Saved entries
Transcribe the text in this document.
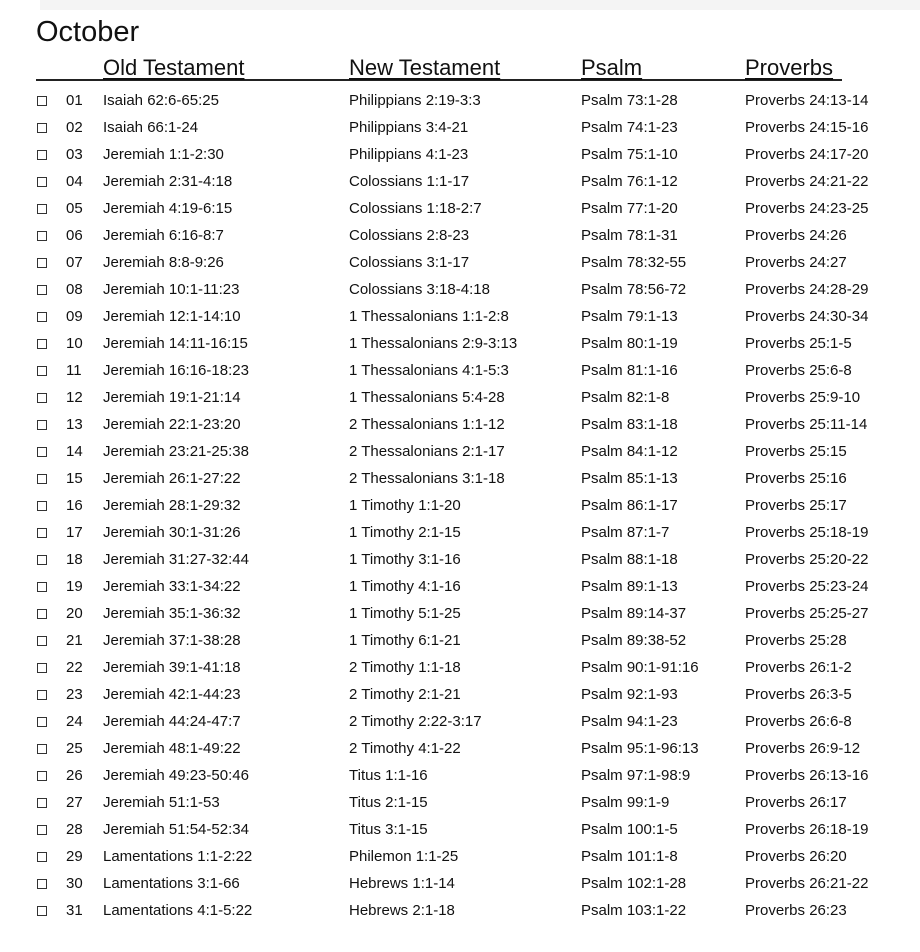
October
Old Testament	New Testament	Psalm	Proverbs
01 Isaiah 62:6-65:25	Philippians 2:19-3:3	Psalm 73:1-28	Proverbs 24:13-14
02 Isaiah 66:1-24	Philippians 3:4-21	Psalm 74:1-23	Proverbs 24:15-16
03 Jeremiah 1:1-2:30	Philippians 4:1-23	Psalm 75:1-10	Proverbs 24:17-20
04 Jeremiah 2:31-4:18	Colossians 1:1-17	Psalm 76:1-12	Proverbs 24:21-22
05 Jeremiah 4:19-6:15	Colossians 1:18-2:7	Psalm 77:1-20	Proverbs 24:23-25
06 Jeremiah 6:16-8:7	Colossians 2:8-23	Psalm 78:1-31	Proverbs 24:26
07 Jeremiah 8:8-9:26	Colossians 3:1-17	Psalm 78:32-55	Proverbs 24:27
08 Jeremiah 10:1-11:23	Colossians 3:18-4:18	Psalm 78:56-72	Proverbs 24:28-29
09 Jeremiah 12:1-14:10	1 Thessalonians 1:1-2:8	Psalm 79:1-13	Proverbs 24:30-34
10 Jeremiah 14:11-16:15	1 Thessalonians 2:9-3:13	Psalm 80:1-19	Proverbs 25:1-5
11 Jeremiah 16:16-18:23	1 Thessalonians 4:1-5:3	Psalm 81:1-16	Proverbs 25:6-8
12 Jeremiah 19:1-21:14	1 Thessalonians 5:4-28	Psalm 82:1-8	Proverbs 25:9-10
13 Jeremiah 22:1-23:20	2 Thessalonians 1:1-12	Psalm 83:1-18	Proverbs 25:11-14
14 Jeremiah 23:21-25:38	2 Thessalonians 2:1-17	Psalm 84:1-12	Proverbs 25:15
15 Jeremiah 26:1-27:22	2 Thessalonians 3:1-18	Psalm 85:1-13	Proverbs 25:16
16 Jeremiah 28:1-29:32	1 Timothy 1:1-20	Psalm 86:1-17	Proverbs 25:17
17 Jeremiah 30:1-31:26	1 Timothy 2:1-15	Psalm 87:1-7	Proverbs 25:18-19
18 Jeremiah 31:27-32:44	1 Timothy 3:1-16	Psalm 88:1-18	Proverbs 25:20-22
19 Jeremiah 33:1-34:22	1 Timothy 4:1-16	Psalm 89:1-13	Proverbs 25:23-24
20 Jeremiah 35:1-36:32	1 Timothy 5:1-25	Psalm 89:14-37	Proverbs 25:25-27
21 Jeremiah 37:1-38:28	1 Timothy 6:1-21	Psalm 89:38-52	Proverbs 25:28
22 Jeremiah 39:1-41:18	2 Timothy 1:1-18	Psalm 90:1-91:16	Proverbs 26:1-2
23 Jeremiah 42:1-44:23	2 Timothy 2:1-21	Psalm 92:1-93	Proverbs 26:3-5
24 Jeremiah 44:24-47:7	2 Timothy 2:22-3:17	Psalm 94:1-23	Proverbs 26:6-8
25 Jeremiah 48:1-49:22	2 Timothy 4:1-22	Psalm 95:1-96:13	Proverbs 26:9-12
26 Jeremiah 49:23-50:46	Titus 1:1-16	Psalm 97:1-98:9	Proverbs 26:13-16
27 Jeremiah 51:1-53	Titus 2:1-15	Psalm 99:1-9	Proverbs 26:17
28 Jeremiah 51:54-52:34	Titus 3:1-15	Psalm 100:1-5	Proverbs 26:18-19
29 Lamentations 1:1-2:22	Philemon 1:1-25	Psalm 101:1-8	Proverbs 26:20
30 Lamentations 3:1-66	Hebrews 1:1-14	Psalm 102:1-28	Proverbs 26:21-22
31 Lamentations 4:1-5:22	Hebrews 2:1-18	Psalm 103:1-22	Proverbs 26:23
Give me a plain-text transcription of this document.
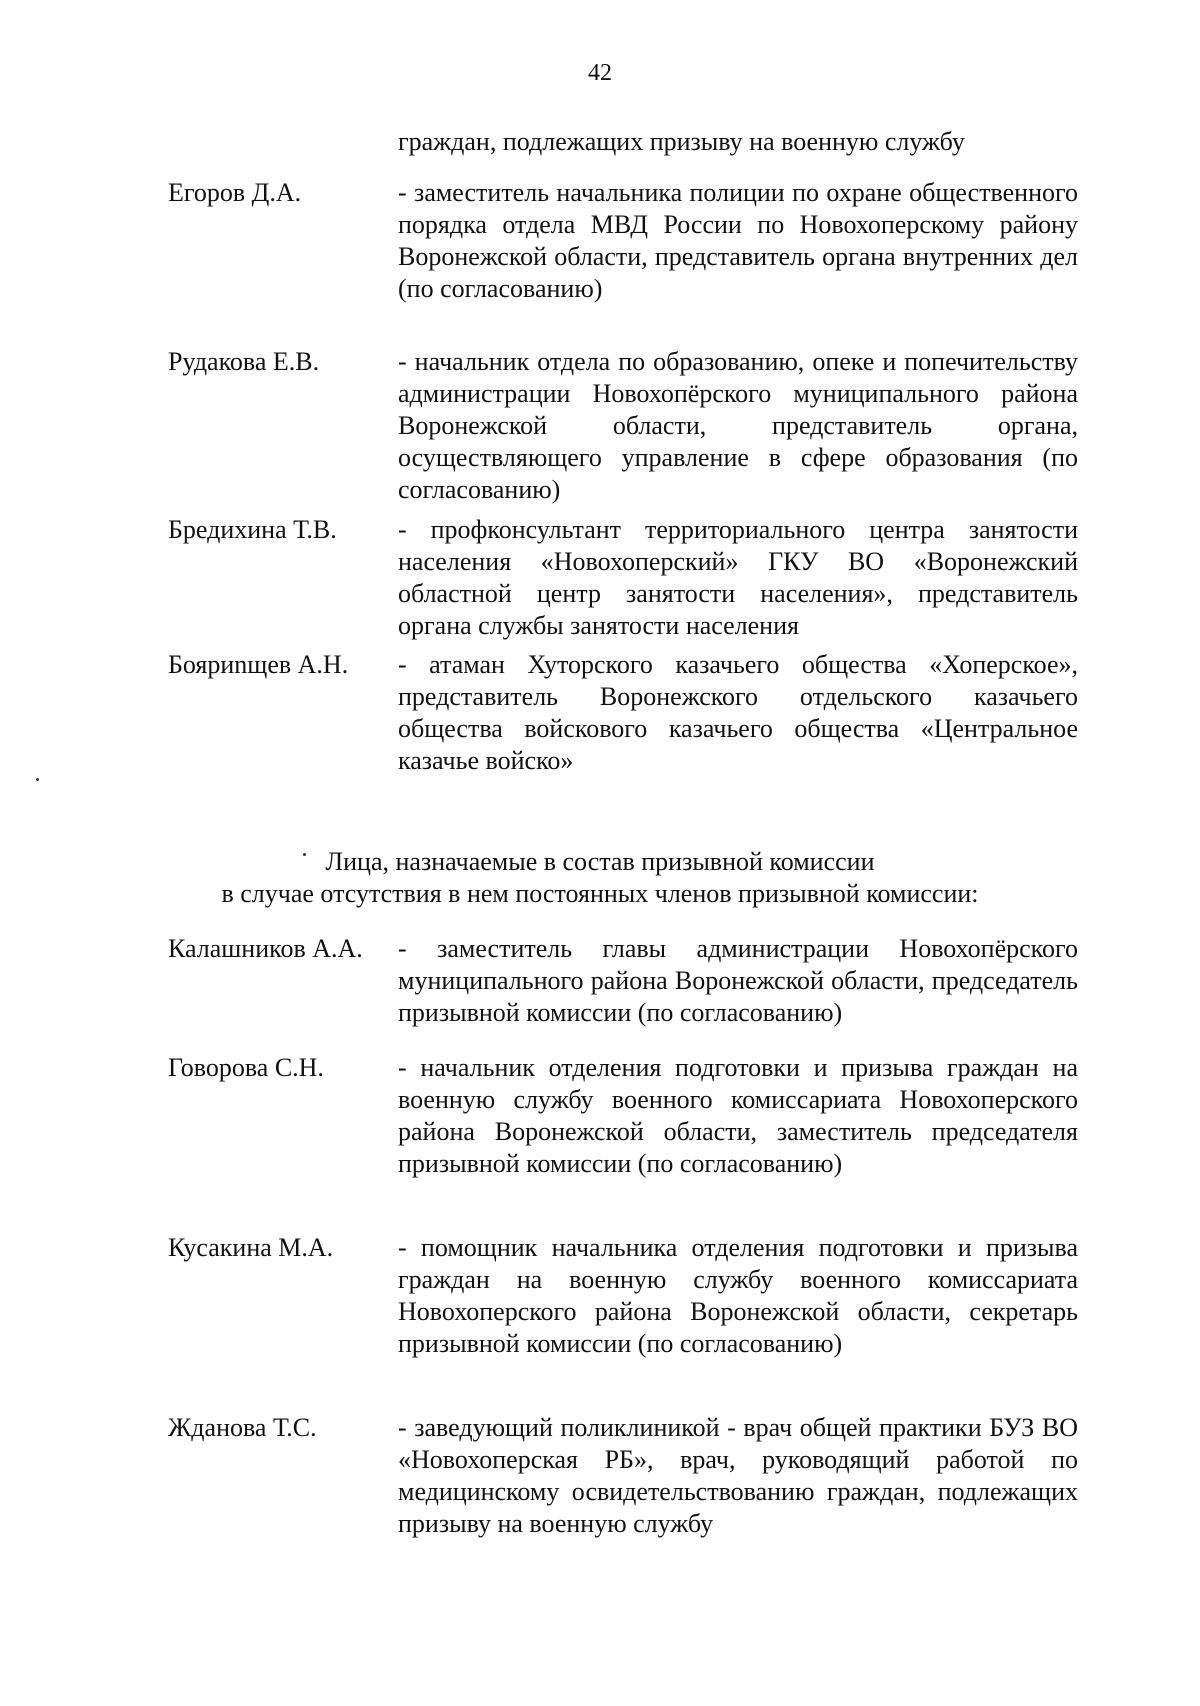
42
граждан, подлежащих призыву на военную службу
Егоров Д.А.	- заместитель начальника полиции по охране общественного порядка отдела МВД России по Новохоперскому району Воронежской области, представитель органа внутренних дел (по согласованию)
Рудакова Е.В.	- начальник отдела по образованию, опеке и попечительству администрации Новохопёрского муниципального района Воронежской области, представитель органа, осуществляющего управление в сфере образования (по согласованию)
Бредихина Т.В.	- профконсультант территориального центра занятости населения «Новохоперский» ГКУ ВО «Воронежский областной центр занятости населения», представитель органа службы занятости населения
Бояриnщев А.Н.	- атаман Хуторского казачьего общества «Хоперское», представитель Воронежского отдельского казачьего общества войскового казачьего общества «Центральное казачье войско»
Лица, назначаемые в состав призывной комиссии
в случае отсутствия в нем постоянных членов призывной комиссии:
Калашников А.А.	- заместитель главы администрации Новохопёрского муниципального района Воронежской области, председатель призывной комиссии (по согласованию)
Говорова С.Н.	- начальник отделения подготовки и призыва граждан на военную службу военного комиссариата Новохоперского района Воронежской области, заместитель председателя призывной комиссии (по согласованию)
Кусакина М.А.	- помощник начальника отделения подготовки и призыва граждан на военную службу военного комиссариата Новохоперского района Воронежской области, секретарь призывной комиссии (по согласованию)
Жданова Т.С.	- заведующий поликлиникой - врач общей практики БУЗ ВО «Новохоперская РБ», врач, руководящий работой по медицинскому освидетельствованию граждан, подлежащих призыву на военную службу
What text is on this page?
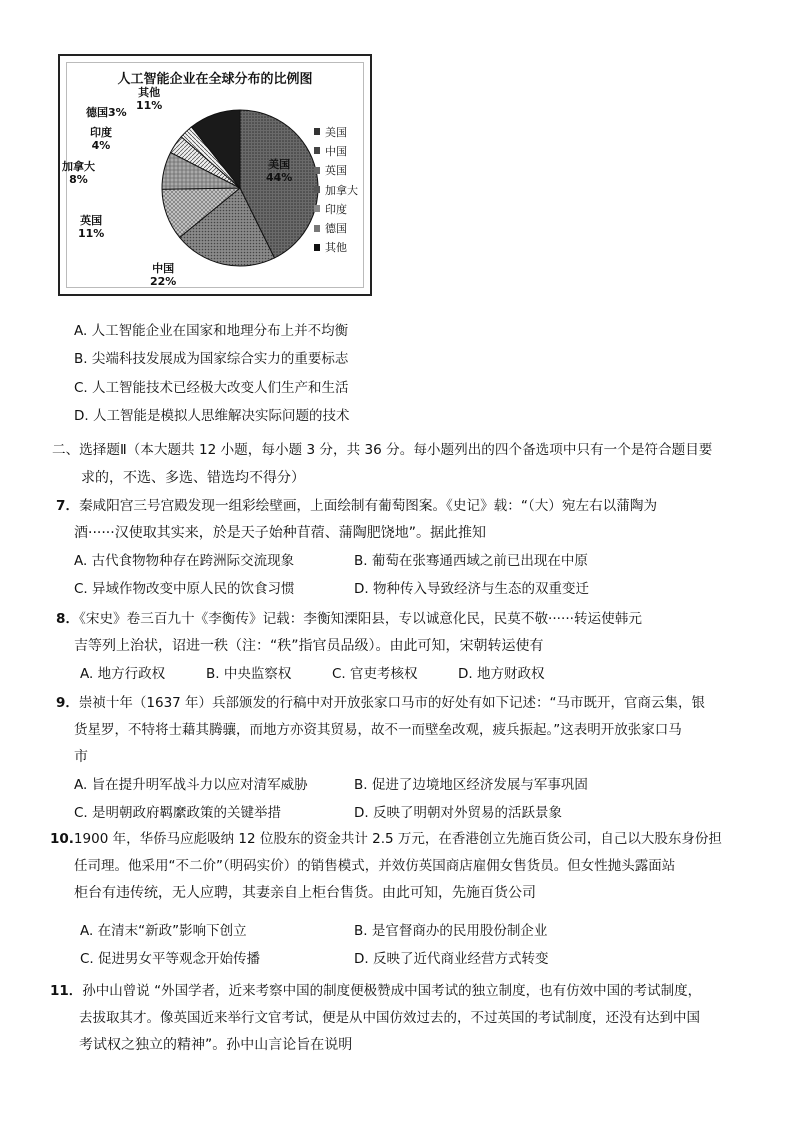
人工智能企业在全球分布的比例图
美国
44%
中国
22%
英国
11%
加拿大
8%
印度
4%
德国3%
其他
11%
美国
中国
英国
加拿大
印度
德国
其他
A. 人工智能企业在国家和地理分布上并不均衡
B. 尖端科技发展成为国家综合实力的重要标志
C. 人工智能技术已经极大改变人们生产和生活
D. 人工智能是模拟人思维解决实际问题的技术
二、选择题Ⅱ（本大题共 12 小题，每小题 3 分，共 36 分。每小题列出的四个备选项中只有一个是符合题目要
求的，不选、多选、错选均不得分）
7．秦咸阳宫三号宫殿发现一组彩绘壁画，上面绘制有葡萄图案。《史记》载：“（大）宛左右以蒲陶为
酒······汉使取其实来，於是天子始种苜蓿、蒲陶肥饶地”。据此推知
A. 古代食物物种存在跨洲际交流现象	B. 葡萄在张骞通西域之前已出现在中原
C. 异域作物改变中原人民的饮食习惯	D. 物种传入导致经济与生态的双重变迁
8．《宋史》卷三百九十《李衡传》记载：李衡知溧阳县，专以诚意化民，民莫不敬······转运使韩元
吉等列上治状，诏进一秩（注：“秩”指官员品级）。由此可知，宋朝转运使有
A. 地方行政权	B. 中央监察权	C. 官吏考核权	D. 地方财政权
9．崇祯十年（1637 年）兵部颁发的行稿中对开放张家口马市的好处有如下记述：“马市既开，官商云集，银
货星罗，不特将士藉其腾骧，而地方亦资其贸易，故不一而壁垒改观，疲兵振起。”这表明开放张家口马
市
A. 旨在提升明军战斗力以应对清军威胁	B. 促进了边境地区经济发展与军事巩固
C. 是明朝政府羁縻政策的关键举措	D. 反映了明朝对外贸易的活跃景象
10.1900 年，华侨马应彪吸纳 12 位股东的资金共计 2.5 万元，在香港创立先施百货公司，自己以大股东身份担
任司理。他采用“不二价”（明码实价）的销售模式，并效仿英国商店雇佣女售货员。但女性抛头露面站
柜台有违传统，无人应聘，其妻亲自上柜台售货。由此可知，先施百货公司
A. 在清末“新政”影响下创立	B. 是官督商办的民用股份制企业
C. 促进男女平等观念开始传播	D. 反映了近代商业经营方式转变
11．孙中山曾说 “外国学者，近来考察中国的制度便极赞成中国考试的独立制度，也有仿效中国的考试制度，
去拔取其才。像英国近来举行文官考试，便是从中国仿效过去的，不过英国的考试制度，还没有达到中国
考试权之独立的精神”。孙中山言论旨在说明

● REQUIRED WORK:
Write out an exact copy of the lines beginning at the line that contains "What text is on this page?" and ending at the last line of the listing. Exclude pictures.

● REPLY:
What text is on this page?
人工智能企业在全球分布的比例图
美国
44%
中国
22%
英国
11%
加拿大
8%
印度
4%
德国3%
其他
11%
美国
中国
英国
加拿大
印度
德国
其他
A. 人工智能企业在国家和地理分布上并不均衡
B. 尖端科技发展成为国家综合实力的重要标志
C. 人工智能技术已经极大改变人们生产和生活
D. 人工智能是模拟人思维解决实际问题的技术
二、选择题Ⅱ（本大题共 12 小题，每小题 3 分，共 36 分。每小题列出的四个备选项中只有一个是符合题目要
求的，不选、多选、错选均不得分）
7．秦咸阳宫三号宫殿发现一组彩绘壁画，上面绘制有葡萄图案。《史记》载：“（大）宛左右以蒲陶为
酒······汉使取其实来，於是天子始种苜蓿、蒲陶肥饶地”。据此推知
A. 古代食物物种存在跨洲际交流现象	B. 葡萄在张骞通西域之前已出现在中原
C. 异域作物改变中原人民的饮食习惯	D. 物种传入导致经济与生态的双重变迁
8．《宋史》卷三百九十《李衡传》记载：李衡知溧阳县，专以诚意化民，民莫不敬······转运使韩元
吉等列上治状，诏进一秩（注：“秩”指官员品级）。由此可知，宋朝转运使有
A. 地方行政权	B. 中央监察权	C. 官吏考核权	D. 地方财政权
9．崇祯十年（1637 年）兵部颁发的行稿中对开放张家口马市的好处有如下记述：“马市既开，官商云集，银
货星罗，不特将士藉其腾骧，而地方亦资其贸易，故不一而壁垒改观，疲兵振起。”这表明开放张家口马
市
A. 旨在提升明军战斗力以应对清军威胁	B. 促进了边境地区经济发展与军事巩固
C. 是明朝政府羁縻政策的关键举措	D. 反映了明朝对外贸易的活跃景象
10.1900 年，华侨马应彪吸纳 12 位股东的资金共计 2.5 万元，在香港创立先施百货公司，自己以大股东身份担
任司理。他采用“不二价”（明码实价）的销售模式，并效仿英国商店雇佣女售货员。但女性抛头露面站
柜台有违传统，无人应聘，其妻亲自上柜台售货。由此可知，先施百货公司
A. 在清末“新政”影响下创立	B. 是官督商办的民用股份制企业
C. 促进男女平等观念开始传播	D. 反映了近代商业经营方式转变
11．孙中山曾说 “外国学者，近来考察中国的制度便极赞成中国考试的独立制度，也有仿效中国的考试制度，
去拔取其才。像英国近来举行文官考试，便是从中国仿效过去的，不过英国的考试制度，还没有达到中国
考试权之独立的精神”。孙中山言论旨在说明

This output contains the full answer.